→ **Saved data entries**
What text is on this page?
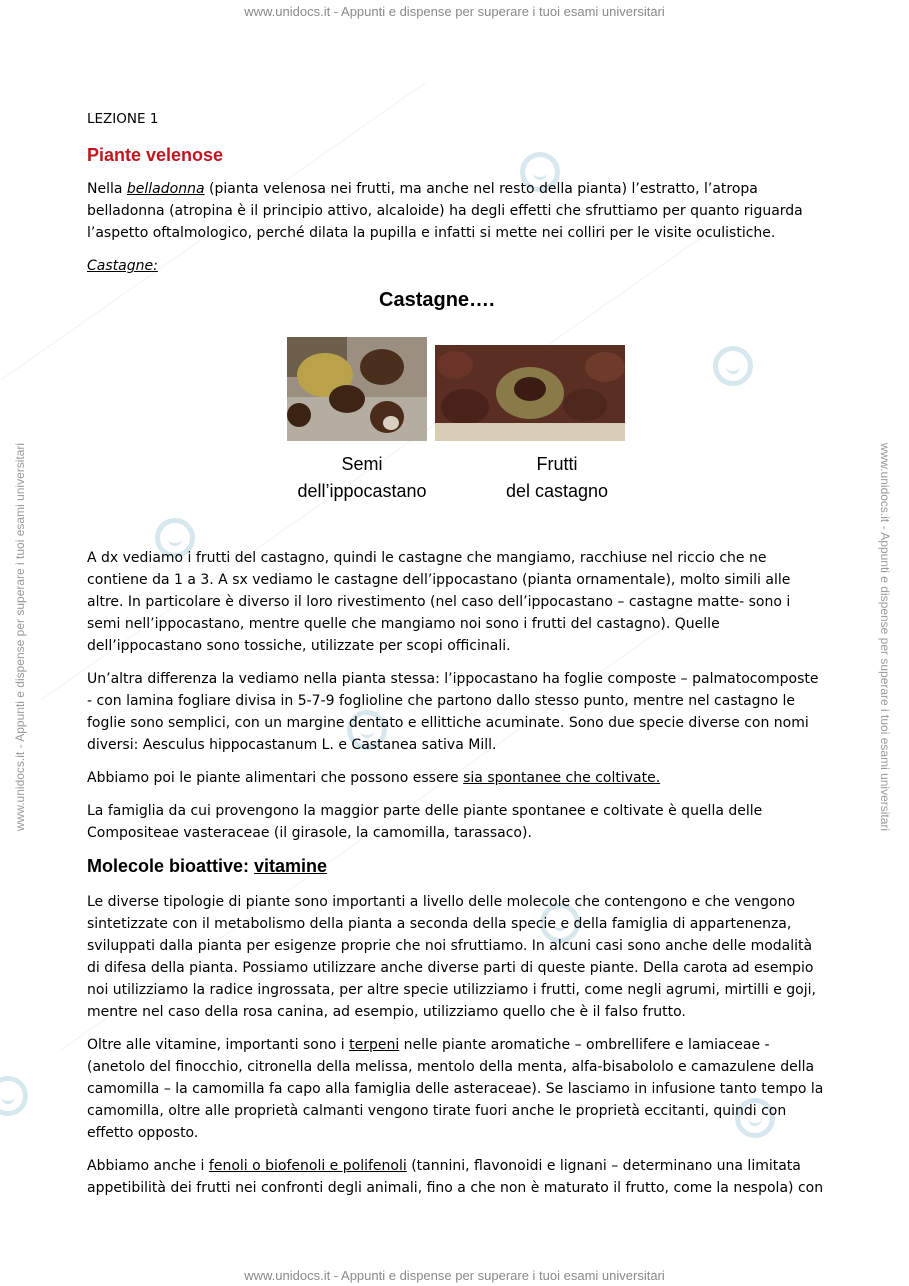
www.unidocs.it - Appunti e dispense per superare i tuoi esami universitari
www.unidocs.it - Appunti e dispense per superare i tuoi esami universitari
www.unidocs.it - Appunti e dispense per superare i tuoi esami universitari	www.unidocs.it - Appunti e dispense per superare i tuoi esami universitari
LEZIONE 1
Piante velenose

Nella belladonna (pianta velenosa nei frutti, ma anche nel resto della pianta) l’estratto, l’atropa belladonna (atropina è il principio attivo, alcaloide) ha degli effetti che sfruttiamo per quanto riguarda l’aspetto oftalmologico, perché dilata la pupilla e infatti si mette nei colliri per le visite oculistiche.

Castagne:

Castagne….
Semi
dell’ippocastano
Frutti
del castagno

A dx vediamo i frutti del castagno, quindi le castagne che mangiamo, racchiuse nel riccio che ne contiene da 1 a 3. A sx vediamo le castagne dell’ippocastano (pianta ornamentale), molto simili alle altre. In particolare è diverso il loro rivestimento (nel caso dell’ippocastano – castagne matte- sono i semi nell’ippocastano, mentre quelle che mangiamo noi sono i frutti del castagno). Quelle dell’ippocastano sono tossiche, utilizzate per scopi officinali.

Un’altra differenza la vediamo nella pianta stessa: l’ippocastano ha foglie composte – palmatocomposte - con lamina fogliare divisa in 5-7-9 foglioline che partono dallo stesso punto, mentre nel castagno le foglie sono semplici, con un margine dentato e ellittiche acuminate. Sono due specie diverse con nomi diversi: Aesculus hippocastanum L. e Castanea sativa Mill.

Abbiamo poi le piante alimentari che possono essere sia spontanee che coltivate.

La famiglia da cui provengono la maggior parte delle piante spontanee e coltivate è quella delle Compositeae vasteraceae (il girasole, la camomilla, tarassaco).

Molecole bioattive: vitamine

Le diverse tipologie di piante sono importanti a livello delle molecole che contengono e che vengono sintetizzate con il metabolismo della pianta a seconda della specie e della famiglia di appartenenza, sviluppati dalla pianta per esigenze proprie che noi sfruttiamo. In alcuni casi sono anche delle modalità di difesa della pianta. Possiamo utilizzare anche diverse parti di queste piante. Della carota ad esempio noi utilizziamo la radice ingrossata, per altre specie utilizziamo i frutti, come negli agrumi, mirtilli e goji, mentre nel caso della rosa canina, ad esempio, utilizziamo quello che è il falso frutto.

Oltre alle vitamine, importanti sono i terpeni nelle piante aromatiche – ombrellifere e lamiaceae - (anetolo del finocchio, citronella della melissa, mentolo della menta, alfa-bisabololo e camazulene della camomilla – la camomilla fa capo alla famiglia delle asteraceae). Se lasciamo in infusione tanto tempo la camomilla, oltre alle proprietà calmanti vengono tirate fuori anche le proprietà eccitanti, quindi con effetto opposto.

Abbiamo anche i fenoli o biofenoli e polifenoli (tannini, flavonoidi e lignani – determinano una limitata appetibilità dei frutti nei confronti degli animali, fino a che non è maturato il frutto, come la nespola) con
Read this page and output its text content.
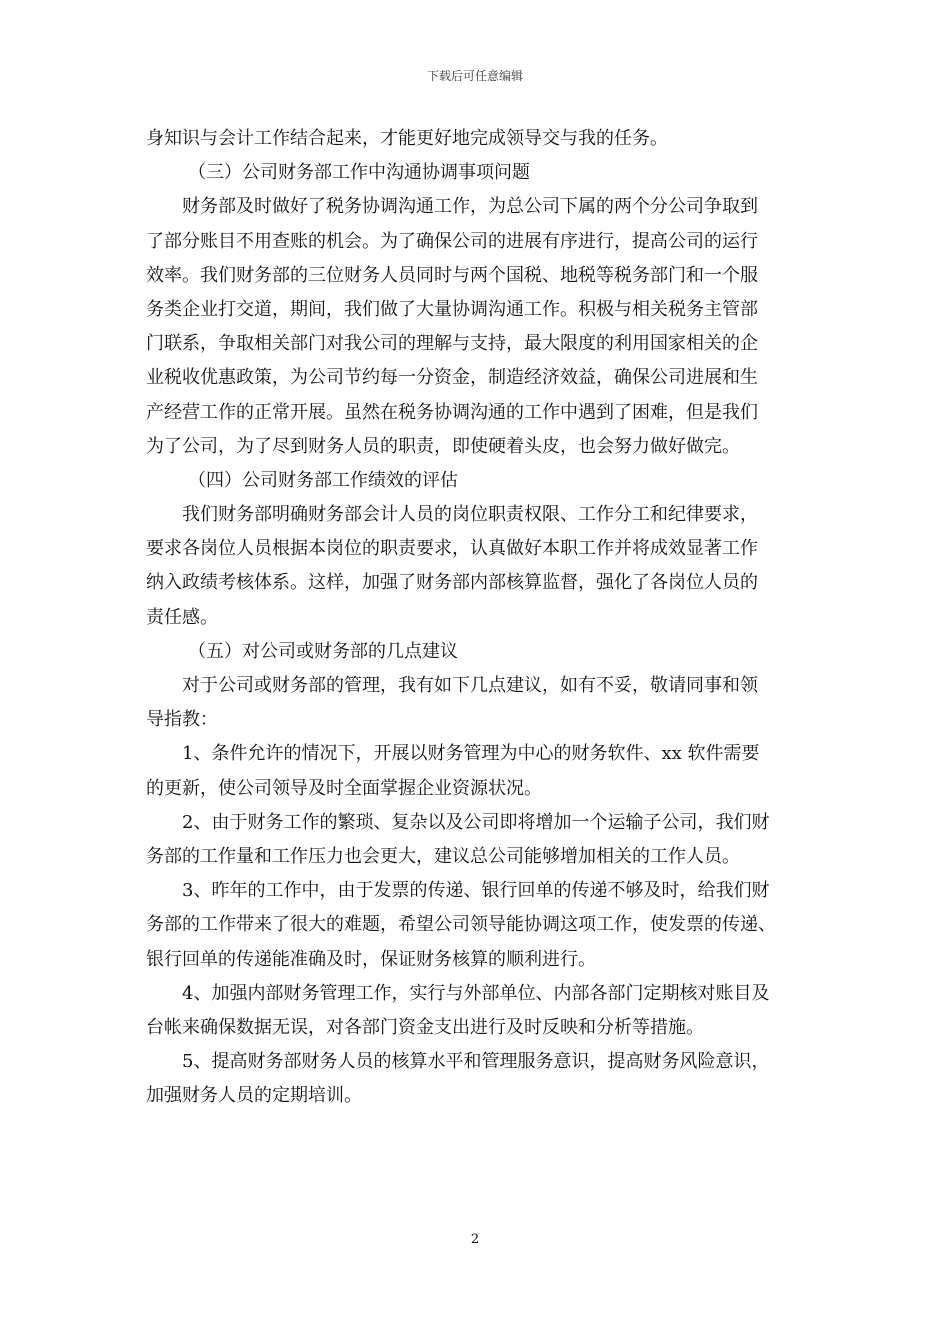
下载后可任意编辑
身知识与会计工作结合起来，才能更好地完成领导交与我的任务。
（三）公司财务部工作中沟通协调事项问题
财务部及时做好了税务协调沟通工作，为总公司下属的两个分公司争取到
了部分账目不用查账的机会。为了确保公司的进展有序进行，提高公司的运行
效率。我们财务部的三位财务人员同时与两个国税、地税等税务部门和一个服
务类企业打交道，期间，我们做了大量协调沟通工作。积极与相关税务主管部
门联系，争取相关部门对我公司的理解与支持，最大限度的利用国家相关的企
业税收优惠政策，为公司节约每一分资金，制造经济效益，确保公司进展和生
产经营工作的正常开展。虽然在税务协调沟通的工作中遇到了困难，但是我们
为了公司，为了尽到财务人员的职责，即使硬着头皮，也会努力做好做完。
（四）公司财务部工作绩效的评估
我们财务部明确财务部会计人员的岗位职责权限、工作分工和纪律要求，
要求各岗位人员根据本岗位的职责要求，认真做好本职工作并将成效显著工作
纳入政绩考核体系。这样，加强了财务部内部核算监督，强化了各岗位人员的
责任感。
（五）对公司或财务部的几点建议
对于公司或财务部的管理，我有如下几点建议，如有不妥，敬请同事和领
导指教：
1、条件允许的情况下，开展以财务管理为中心的财务软件、xx 软件需要
的更新，使公司领导及时全面掌握企业资源状况。
2、由于财务工作的繁琐、复杂以及公司即将增加一个运输子公司，我们财
务部的工作量和工作压力也会更大，建议总公司能够增加相关的工作人员。
3、昨年的工作中，由于发票的传递、银行回单的传递不够及时，给我们财
务部的工作带来了很大的难题，希望公司领导能协调这项工作，使发票的传递、
银行回单的传递能准确及时，保证财务核算的顺利进行。
4、加强内部财务管理工作，实行与外部单位、内部各部门定期核对账目及
台帐来确保数据无误，对各部门资金支出进行及时反映和分析等措施。
5、提高财务部财务人员的核算水平和管理服务意识，提高财务风险意识，
加强财务人员的定期培训。
2
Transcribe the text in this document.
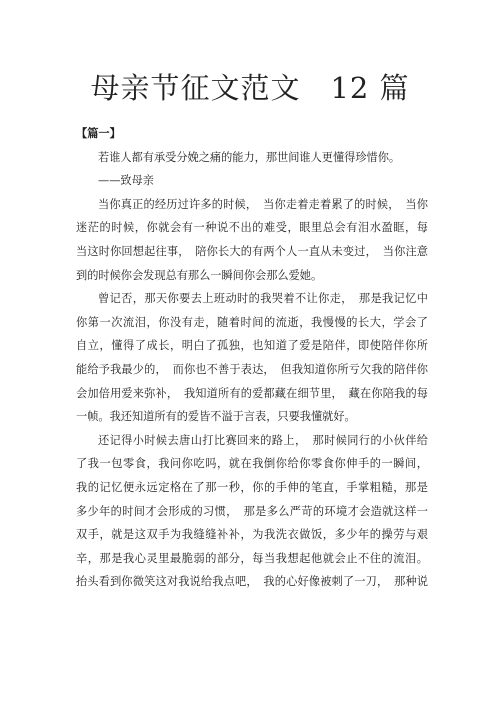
母亲节征文范文　12 篇
【篇一】
若谁人都有承受分娩之痛的能力，那世间谁人更懂得珍惜你。
——致母亲
当你真正的经历过许多的时候，　当你走着走着累了的时候，　当你
迷茫的时候，你就会有一种说不出的难受，眼里总会有泪水盈眶，每
当这时你回想起往事，　陪你长大的有两个人一直从未变过，　当你注意
到的时候你会发现总有那么一瞬间你会那么爱她。
曾记否，那天你要去上班动时的我哭着不让你走，　那是我记忆中
你第一次流泪，你没有走，随着时间的流逝，我慢慢的长大，学会了
自立，懂得了成长，明白了孤独，也知道了爱是陪伴，即使陪伴你所
能给予我最少的，　而你也不善于表达，　但我知道你所亏欠我的陪伴你
会加倍用爱来弥补，　我知道所有的爱都藏在细节里，　藏在你陪我的每
一帧。我还知道所有的爱皆不溢于言表，只要我懂就好。
还记得小时候去唐山打比赛回来的路上，　那时候同行的小伙伴给
了我一包零食，我问你吃吗，就在我倒你给你零食你伸手的一瞬间，
我的记忆便永远定格在了那一秒，你的手伸的笔直，手掌粗糙，那是
多少年的时间才会形成的习惯，　那是多么严苛的环境才会造就这样一
双手，就是这双手为我缝缝补补，为我洗衣做饭，多少年的操劳与艰
辛，那是我心灵里最脆弱的部分，每当我想起他就会止不住的流泪。
抬头看到你微笑这对我说给我点吧，　我的心好像被刺了一刀，　那种说
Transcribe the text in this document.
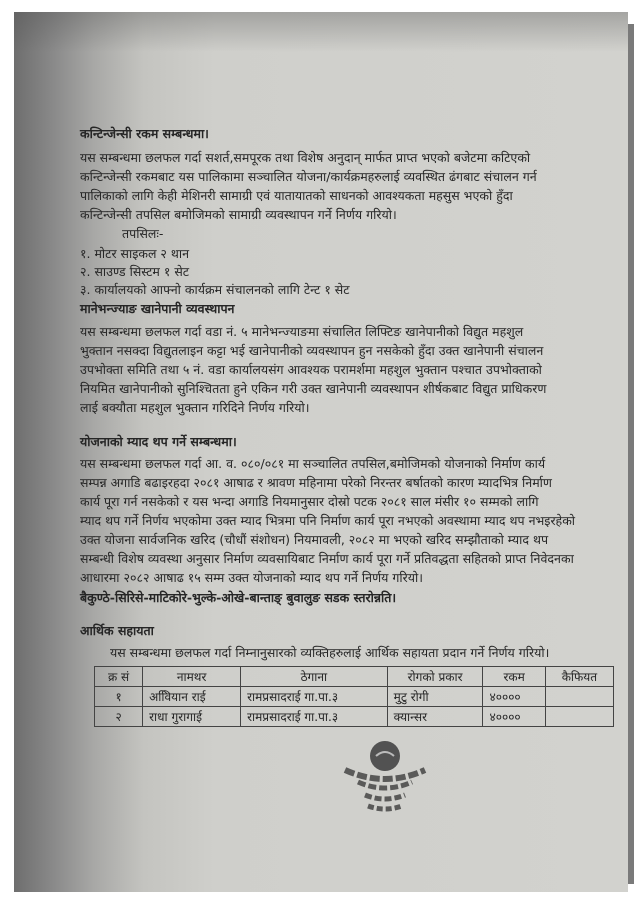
कन्टिन्जेन्सी रकम सम्बन्धमा।
यस सम्बन्धमा छलफल गर्दा सशर्त,समपूरक तथा विशेष अनुदान् मार्फत प्राप्त भएको बजेटमा कटिएको
कन्टिन्जेन्सी रकमबाट यस पालिकामा सञ्चालित योजना/कार्यक्रमहरुलाई व्यवस्थित ढंगबाट संचालन गर्न
पालिकाको लागि केही मेशिनरी सामाग्री एवं यातायातको साधनको आवश्यकता महसुस भएको हुँदा
कन्टिन्जेन्सी तपसिल बमोजिमको सामाग्री व्यवस्थापन गर्ने निर्णय गरियो।
तपसिलः-
१. मोटर साइकल २ थान
२. साउण्ड सिस्टम १ सेट
३. कार्यालयको आफ्नो कार्यक्रम संचालनको लागि टेन्ट १ सेट
मानेभन्ज्याङ खानेपानी व्यवस्थापन
यस सम्बन्धमा छलफल गर्दा वडा नं. ५ मानेभन्ज्याङमा संचालित लिफ्टिङ खानेपानीको विद्युत महशुल
भुक्तान नसक्दा विद्युतलाइन कट्टा भई खानेपानीको व्यवस्थापन हुन नसकेको हुँदा उक्त खानेपानी संचालन
उपभोक्ता समिति तथा ५ नं. वडा कार्यालयसंग आवश्यक परामर्शमा महशुल भुक्तान पश्चात उपभोक्ताको
नियमित खानेपानीको सुनिश्चितता हुने एकिन गरी उक्त खानेपानी व्यवस्थापन शीर्षकबाट विद्युत प्राधिकरण
लाई बक्यौता महशुल भुक्तान गरिदिने निर्णय गरियो।
योजनाको म्याद थप गर्ने सम्बन्धमा।
यस सम्बन्धमा छलफल गर्दा आ. व. ०८०/०८१ मा सञ्चालित तपसिल,बमोजिमको योजनाको निर्माण कार्य
सम्पन्न अगाडि बढाइरहदा २०८१ आषाढ र श्रावण महिनामा परेको निरन्तर बर्षातको कारण म्यादभित्र निर्माण
कार्य पूरा गर्न नसकेको र यस भन्दा अगाडि नियमानुसार दोस्रो पटक २०८१ साल मंसीर १० सम्मको लागि
म्याद थप गर्ने निर्णय भएकोमा उक्त म्याद भित्रमा पनि निर्माण कार्य पूरा नभएको अवस्थामा म्याद थप नभइरहेको
उक्त योजना सार्वजनिक खरिद (चौधौं संशोधन) नियमावली, २०८२ मा भएको खरिद सम्झौताको म्याद थप
सम्बन्धी विशेष व्यवस्था अनुसार निर्माण व्यवसायिबाट निर्माण कार्य पूरा गर्ने प्रतिवद्धता सहितको प्राप्त निवेदनका
आधारमा २०८२ आषाढ १५ सम्म उक्त योजनाको म्याद थप गर्ने निर्णय गरियो।
बैकुण्ठे-सिरिसे-माटिकोरे-भुल्के-ओखे-बान्ताङ् बुवालुङ सडक स्तरोन्नति।
आर्थिक सहायता
यस सम्बन्धमा छलफल गर्दा निम्नानुसारको व्यक्तिहरुलाई आर्थिक सहायता प्रदान गर्ने निर्णय गरियो।
क्र सं	नामथर	ठेगाना	रोगको प्रकार	रकम	कैफियत
१	अविियान राई	रामप्रसादराई गा.पा.३	मुटु रोगी	४००००	
२	राधा गुरागाई	रामप्रसादराई गा.पा.३	क्यान्सर	४००००	
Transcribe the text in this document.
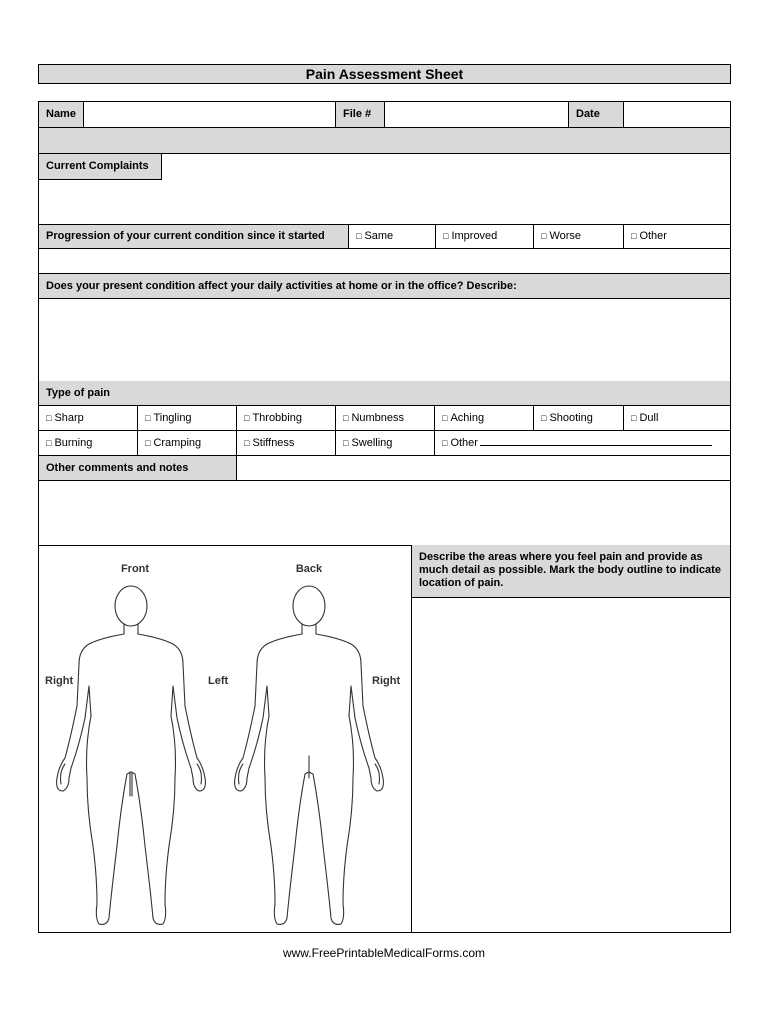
Pain Assessment Sheet
Name	File #	Date
Current Complaints
Progression of your current condition since it started	□ Same	□ Improved	□ Worse	□ Other
Does your present condition affect your daily activities at home or in the office? Describe:
Type of pain
□ Sharp	□ Tingling	□ Throbbing	□ Numbness	□ Aching	□ Shooting	□ Dull
□ Burning	□ Cramping	□ Stiffness	□ Swelling	□ Other
Other comments and notes
Describe the areas where you feel pain and provide as much detail as possible. Mark the body outline to indicate location of pain.
Front	Back
Right	Left	Right
www.FreePrintableMedicalForms.com
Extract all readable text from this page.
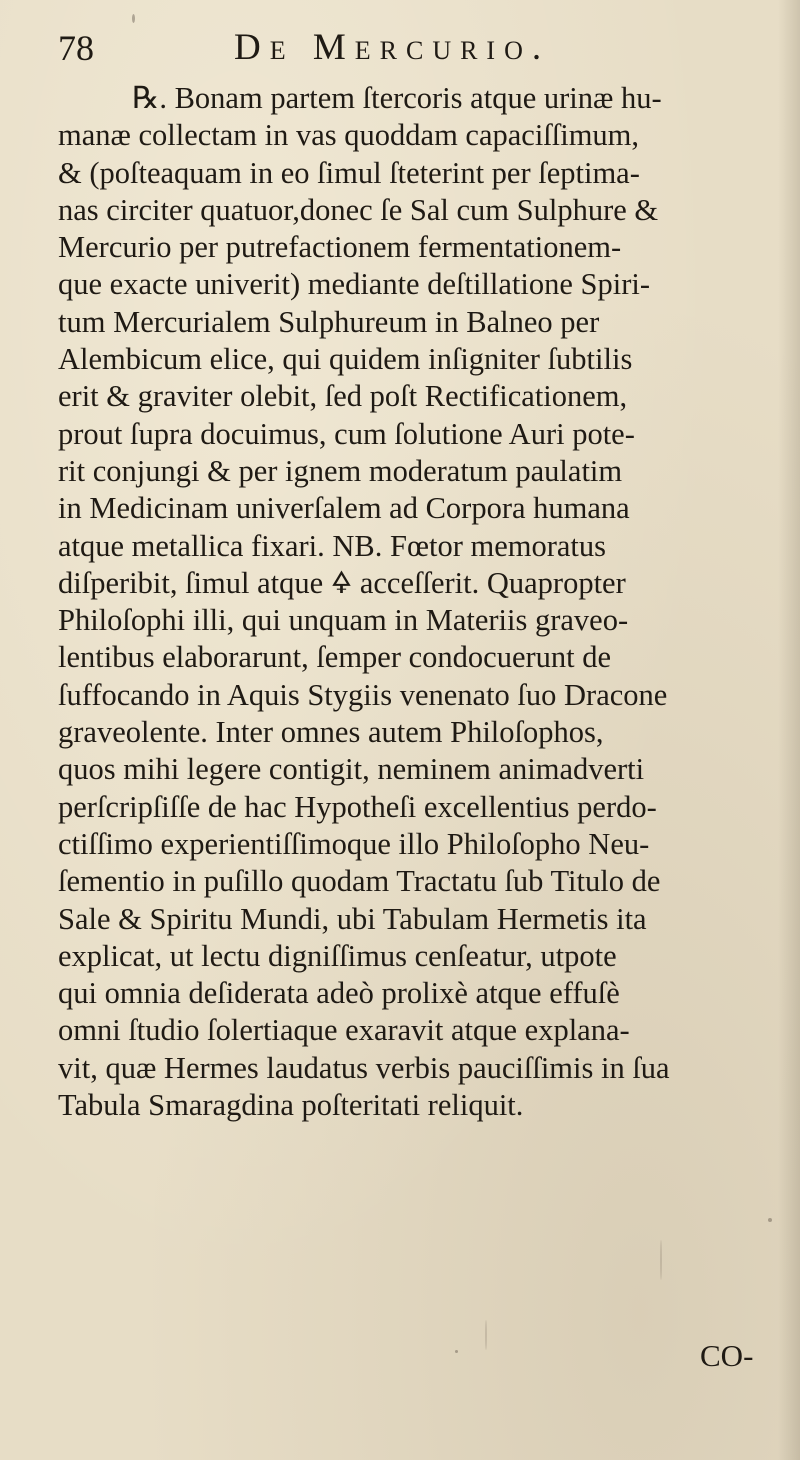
78	De Mercurio.
℞. Bonam partem ſtercoris atque urinæ hu-
manæ collectam in vas quoddam capaciſſimum,
& (poſteaquam in eo ſimul ſteterint per ſeptima-
nas circiter quatuor,donec ſe Sal cum Sulphure &
Mercurio per putrefactionem fermentationem-
que exacte univerit) mediante deſtillatione Spiri-
tum Mercurialem Sulphureum in Balneo per
Alembicum elice, qui quidem inſigniter ſubtilis
erit & graviter olebit, ſed poſt Rectificationem,
prout ſupra docuimus, cum ſolutione Auri pote-
rit conjungi & per ignem moderatum paulatim
in Medicinam univerſalem ad Corpora humana
atque metallica fixari. NB. Fœtor memoratus
diſperibit, ſimul atque 🜍 acceſſerit. Quapropter
Philoſophi illi, qui unquam in Materiis graveo-
lentibus elaborarunt, ſemper condocuerunt de
ſuffocando in Aquis Stygiis venenato ſuo Dracone
graveolente. Inter omnes autem Philoſophos,
quos mihi legere contigit, neminem animadverti
perſcripſiſſe de hac Hypotheſi excellentius perdo-
ctiſſimo experientiſſimoque illo Philoſopho Neu-
ſementio in puſillo quodam Tractatu ſub Titulo de
Sale & Spiritu Mundi, ubi Tabulam Hermetis ita
explicat, ut lectu digniſſimus cenſeatur, utpote
qui omnia deſiderata adeò prolixè atque effuſè
omni ſtudio ſolertiaque exaravit atque explana-
vit, quæ Hermes laudatus verbis pauciſſimis in ſua
Tabula Smaragdina poſteritati reliquit.
CO-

→ **Job**
Extract lines where the string "coltivate" occurs.

→ **Result of this task**
Abbiamo poi le piante alimentari che possono essere sia spontanee che coltivate.
La famiglia da cui provengono la maggior parte delle piante spontanee e coltivate è quella delle Compositeae vasteraceae (il girasole, la camomilla, tarassaco).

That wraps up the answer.